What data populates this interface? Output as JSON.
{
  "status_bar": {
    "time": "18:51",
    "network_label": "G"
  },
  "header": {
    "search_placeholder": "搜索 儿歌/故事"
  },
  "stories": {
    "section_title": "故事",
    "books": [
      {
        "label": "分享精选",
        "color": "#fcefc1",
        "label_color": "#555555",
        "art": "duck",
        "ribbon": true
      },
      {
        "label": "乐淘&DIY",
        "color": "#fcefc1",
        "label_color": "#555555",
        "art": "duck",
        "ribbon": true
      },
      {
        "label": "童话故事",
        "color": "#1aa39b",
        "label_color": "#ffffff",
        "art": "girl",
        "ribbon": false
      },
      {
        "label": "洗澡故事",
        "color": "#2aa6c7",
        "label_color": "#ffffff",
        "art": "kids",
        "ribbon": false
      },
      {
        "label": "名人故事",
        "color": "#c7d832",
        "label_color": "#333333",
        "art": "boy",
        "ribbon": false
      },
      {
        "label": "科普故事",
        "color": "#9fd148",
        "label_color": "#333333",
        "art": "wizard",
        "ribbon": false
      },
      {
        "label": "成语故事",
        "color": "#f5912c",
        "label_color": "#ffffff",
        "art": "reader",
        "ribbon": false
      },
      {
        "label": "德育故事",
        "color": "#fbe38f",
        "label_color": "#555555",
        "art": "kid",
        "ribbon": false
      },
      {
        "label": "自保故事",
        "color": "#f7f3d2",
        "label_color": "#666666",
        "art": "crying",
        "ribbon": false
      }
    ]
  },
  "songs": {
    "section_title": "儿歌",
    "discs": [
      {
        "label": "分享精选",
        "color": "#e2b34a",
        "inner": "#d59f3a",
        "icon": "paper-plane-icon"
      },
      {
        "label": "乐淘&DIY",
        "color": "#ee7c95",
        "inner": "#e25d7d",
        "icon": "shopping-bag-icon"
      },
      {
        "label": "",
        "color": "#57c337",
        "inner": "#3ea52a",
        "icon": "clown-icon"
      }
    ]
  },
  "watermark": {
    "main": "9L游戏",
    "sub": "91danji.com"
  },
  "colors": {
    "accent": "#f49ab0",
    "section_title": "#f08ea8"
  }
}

(EXERCISE GOAL) Write out every record shown above, word for word.

(OUTPUT OF THE EXERCISE)
What data populates this interface? Output as JSON.
{
  "status_bar": {
    "time": "18:51",
    "network_label": "G"
  },
  "header": {
    "search_placeholder": "搜索 儿歌/故事"
  },
  "stories": {
    "section_title": "故事",
    "books": [
      {
        "label": "分享精选",
        "color": "#fcefc1",
        "label_color": "#555555",
        "art": "duck",
        "ribbon": true
      },
      {
        "label": "乐淘&DIY",
        "color": "#fcefc1",
        "label_color": "#555555",
        "art": "duck",
        "ribbon": true
      },
      {
        "label": "童话故事",
        "color": "#1aa39b",
        "label_color": "#ffffff",
        "art": "girl",
        "ribbon": false
      },
      {
        "label": "洗澡故事",
        "color": "#2aa6c7",
        "label_color": "#ffffff",
        "art": "kids",
        "ribbon": false
      },
      {
        "label": "名人故事",
        "color": "#c7d832",
        "label_color": "#333333",
        "art": "boy",
        "ribbon": false
      },
      {
        "label": "科普故事",
        "color": "#9fd148",
        "label_color": "#333333",
        "art": "wizard",
        "ribbon": false
      },
      {
        "label": "成语故事",
        "color": "#f5912c",
        "label_color": "#ffffff",
        "art": "reader",
        "ribbon": false
      },
      {
        "label": "德育故事",
        "color": "#fbe38f",
        "label_color": "#555555",
        "art": "kid",
        "ribbon": false
      },
      {
        "label": "自保故事",
        "color": "#f7f3d2",
        "label_color": "#666666",
        "art": "crying",
        "ribbon": false
      }
    ]
  },
  "songs": {
    "section_title": "儿歌",
    "discs": [
      {
        "label": "分享精选",
        "color": "#e2b34a",
        "inner": "#d59f3a",
        "icon": "paper-plane-icon"
      },
      {
        "label": "乐淘&DIY",
        "color": "#ee7c95",
        "inner": "#e25d7d",
        "icon": "shopping-bag-icon"
      },
      {
        "label": "",
        "color": "#57c337",
        "inner": "#3ea52a",
        "icon": "clown-icon"
      }
    ]
  },
  "watermark": {
    "main": "9L游戏",
    "sub": "91danji.com"
  },
  "colors": {
    "accent": "#f49ab0",
    "section_title": "#f08ea8"
  }
}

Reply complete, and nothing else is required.